(begin)
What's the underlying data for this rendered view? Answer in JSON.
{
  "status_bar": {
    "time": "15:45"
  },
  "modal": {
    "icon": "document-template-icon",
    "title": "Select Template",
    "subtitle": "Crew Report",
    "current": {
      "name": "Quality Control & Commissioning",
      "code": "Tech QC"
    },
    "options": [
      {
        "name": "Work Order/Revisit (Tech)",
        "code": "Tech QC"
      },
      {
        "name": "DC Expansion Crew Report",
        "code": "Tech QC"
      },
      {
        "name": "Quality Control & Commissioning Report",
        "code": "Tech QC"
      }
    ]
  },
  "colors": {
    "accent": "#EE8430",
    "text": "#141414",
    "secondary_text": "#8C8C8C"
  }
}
(end)
* [Written request] Your task is to reproduce the whole listing exactly.

* [Answer below]
What's the underlying data for this rendered view? Answer in JSON.
{
  "status_bar": {
    "time": "15:45"
  },
  "modal": {
    "icon": "document-template-icon",
    "title": "Select Template",
    "subtitle": "Crew Report",
    "current": {
      "name": "Quality Control & Commissioning",
      "code": "Tech QC"
    },
    "options": [
      {
        "name": "Work Order/Revisit (Tech)",
        "code": "Tech QC"
      },
      {
        "name": "DC Expansion Crew Report",
        "code": "Tech QC"
      },
      {
        "name": "Quality Control & Commissioning Report",
        "code": "Tech QC"
      }
    ]
  },
  "colors": {
    "accent": "#EE8430",
    "text": "#141414",
    "secondary_text": "#8C8C8C"
  }
}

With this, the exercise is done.